◆ EXERCISE PROMPT
Find each line with "Polyglandular" and copy it.

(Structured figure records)
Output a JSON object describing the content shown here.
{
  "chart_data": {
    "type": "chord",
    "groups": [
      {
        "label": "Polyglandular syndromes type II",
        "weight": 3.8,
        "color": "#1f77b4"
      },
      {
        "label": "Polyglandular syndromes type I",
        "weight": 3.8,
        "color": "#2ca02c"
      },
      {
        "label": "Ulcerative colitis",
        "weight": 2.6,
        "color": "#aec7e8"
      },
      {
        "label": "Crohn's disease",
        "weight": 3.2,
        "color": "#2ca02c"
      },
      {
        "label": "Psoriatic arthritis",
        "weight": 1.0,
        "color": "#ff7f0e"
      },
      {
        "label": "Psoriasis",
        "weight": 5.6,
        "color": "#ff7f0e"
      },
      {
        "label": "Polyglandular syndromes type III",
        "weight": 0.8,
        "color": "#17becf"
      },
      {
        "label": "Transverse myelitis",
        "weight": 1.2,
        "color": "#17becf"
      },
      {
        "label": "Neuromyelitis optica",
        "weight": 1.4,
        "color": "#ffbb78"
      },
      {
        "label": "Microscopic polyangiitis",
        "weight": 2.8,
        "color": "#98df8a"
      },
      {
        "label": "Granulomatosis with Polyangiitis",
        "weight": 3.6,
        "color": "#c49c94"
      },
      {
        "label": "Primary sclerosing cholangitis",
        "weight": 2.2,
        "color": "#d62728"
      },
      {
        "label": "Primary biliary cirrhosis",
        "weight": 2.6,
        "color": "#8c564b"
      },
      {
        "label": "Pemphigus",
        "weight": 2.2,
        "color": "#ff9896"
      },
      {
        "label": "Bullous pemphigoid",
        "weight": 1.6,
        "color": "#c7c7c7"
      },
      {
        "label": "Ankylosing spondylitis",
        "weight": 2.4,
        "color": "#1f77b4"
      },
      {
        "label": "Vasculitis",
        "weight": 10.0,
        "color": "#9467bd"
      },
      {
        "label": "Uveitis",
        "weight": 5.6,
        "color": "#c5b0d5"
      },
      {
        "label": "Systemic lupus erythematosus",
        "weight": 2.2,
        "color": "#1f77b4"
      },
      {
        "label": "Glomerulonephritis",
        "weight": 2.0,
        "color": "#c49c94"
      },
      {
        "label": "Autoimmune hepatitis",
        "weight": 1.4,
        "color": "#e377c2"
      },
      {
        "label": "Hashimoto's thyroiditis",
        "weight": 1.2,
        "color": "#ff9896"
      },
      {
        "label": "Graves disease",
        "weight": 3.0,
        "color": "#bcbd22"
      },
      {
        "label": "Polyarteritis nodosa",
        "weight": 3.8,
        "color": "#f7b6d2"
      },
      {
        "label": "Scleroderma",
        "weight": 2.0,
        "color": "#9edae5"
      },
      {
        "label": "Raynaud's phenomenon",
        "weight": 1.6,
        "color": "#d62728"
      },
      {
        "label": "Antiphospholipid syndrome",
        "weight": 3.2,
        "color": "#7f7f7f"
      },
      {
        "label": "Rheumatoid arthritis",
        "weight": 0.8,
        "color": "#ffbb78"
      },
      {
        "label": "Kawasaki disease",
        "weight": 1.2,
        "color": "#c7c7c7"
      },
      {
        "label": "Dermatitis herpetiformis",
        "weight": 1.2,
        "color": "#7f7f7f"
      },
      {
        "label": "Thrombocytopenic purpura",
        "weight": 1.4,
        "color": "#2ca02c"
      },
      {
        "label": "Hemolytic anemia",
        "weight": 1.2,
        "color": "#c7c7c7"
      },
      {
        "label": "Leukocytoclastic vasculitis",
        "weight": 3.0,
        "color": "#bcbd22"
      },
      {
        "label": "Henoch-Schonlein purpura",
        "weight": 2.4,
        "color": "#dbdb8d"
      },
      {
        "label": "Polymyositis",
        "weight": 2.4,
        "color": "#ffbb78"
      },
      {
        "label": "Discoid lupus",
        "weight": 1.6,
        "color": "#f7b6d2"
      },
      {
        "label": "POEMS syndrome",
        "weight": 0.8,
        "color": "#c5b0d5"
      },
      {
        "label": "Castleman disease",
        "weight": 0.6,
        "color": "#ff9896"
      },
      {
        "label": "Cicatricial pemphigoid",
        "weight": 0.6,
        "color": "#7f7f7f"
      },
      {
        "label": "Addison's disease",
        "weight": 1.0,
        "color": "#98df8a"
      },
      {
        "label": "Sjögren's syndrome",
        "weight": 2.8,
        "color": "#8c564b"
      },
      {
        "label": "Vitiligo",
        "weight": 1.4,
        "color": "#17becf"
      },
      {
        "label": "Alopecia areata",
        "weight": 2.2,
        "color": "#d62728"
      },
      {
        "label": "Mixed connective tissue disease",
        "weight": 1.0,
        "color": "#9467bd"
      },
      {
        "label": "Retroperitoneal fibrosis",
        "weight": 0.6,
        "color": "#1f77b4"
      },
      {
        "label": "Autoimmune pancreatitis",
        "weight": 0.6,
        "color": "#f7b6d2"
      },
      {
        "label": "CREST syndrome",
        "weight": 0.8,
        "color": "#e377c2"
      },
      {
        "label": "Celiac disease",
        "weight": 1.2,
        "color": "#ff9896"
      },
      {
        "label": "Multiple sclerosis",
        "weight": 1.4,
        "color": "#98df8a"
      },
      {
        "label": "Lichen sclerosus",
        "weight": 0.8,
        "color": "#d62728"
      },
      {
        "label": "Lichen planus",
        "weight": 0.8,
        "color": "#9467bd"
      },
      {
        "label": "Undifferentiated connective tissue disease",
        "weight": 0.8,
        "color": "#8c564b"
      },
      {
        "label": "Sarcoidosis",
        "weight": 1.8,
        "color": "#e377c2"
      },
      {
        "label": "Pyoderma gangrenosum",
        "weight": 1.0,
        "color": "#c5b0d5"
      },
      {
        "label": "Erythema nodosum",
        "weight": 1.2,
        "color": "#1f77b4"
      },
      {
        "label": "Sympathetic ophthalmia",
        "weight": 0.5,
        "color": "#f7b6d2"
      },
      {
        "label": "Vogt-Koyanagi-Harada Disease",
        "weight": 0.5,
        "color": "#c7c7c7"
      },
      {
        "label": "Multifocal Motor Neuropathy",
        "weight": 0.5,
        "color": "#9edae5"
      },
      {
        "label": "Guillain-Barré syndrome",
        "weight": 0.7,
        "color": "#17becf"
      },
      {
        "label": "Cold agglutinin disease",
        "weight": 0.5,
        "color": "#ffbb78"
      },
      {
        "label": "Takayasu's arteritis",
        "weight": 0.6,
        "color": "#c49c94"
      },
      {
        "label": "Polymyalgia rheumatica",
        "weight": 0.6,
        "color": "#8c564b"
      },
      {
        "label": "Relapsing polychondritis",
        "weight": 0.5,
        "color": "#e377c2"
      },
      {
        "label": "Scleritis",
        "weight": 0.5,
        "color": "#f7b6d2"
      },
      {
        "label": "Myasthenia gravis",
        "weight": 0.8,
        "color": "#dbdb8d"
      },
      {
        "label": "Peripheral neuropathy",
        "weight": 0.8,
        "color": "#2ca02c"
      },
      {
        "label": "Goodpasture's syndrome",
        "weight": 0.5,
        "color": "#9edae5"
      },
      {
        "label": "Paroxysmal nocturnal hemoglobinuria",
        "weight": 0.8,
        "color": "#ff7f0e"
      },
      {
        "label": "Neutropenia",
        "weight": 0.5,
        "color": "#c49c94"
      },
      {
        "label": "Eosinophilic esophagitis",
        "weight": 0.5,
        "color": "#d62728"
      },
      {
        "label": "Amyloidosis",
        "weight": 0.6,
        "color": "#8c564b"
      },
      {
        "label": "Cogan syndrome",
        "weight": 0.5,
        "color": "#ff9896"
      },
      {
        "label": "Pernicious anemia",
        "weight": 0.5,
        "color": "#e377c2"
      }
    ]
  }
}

◆ FULL OUTPUT
        "label": "Polyglandular syndromes type II",
        "label": "Polyglandular syndromes type I",
        "label": "Polyglandular syndromes type III",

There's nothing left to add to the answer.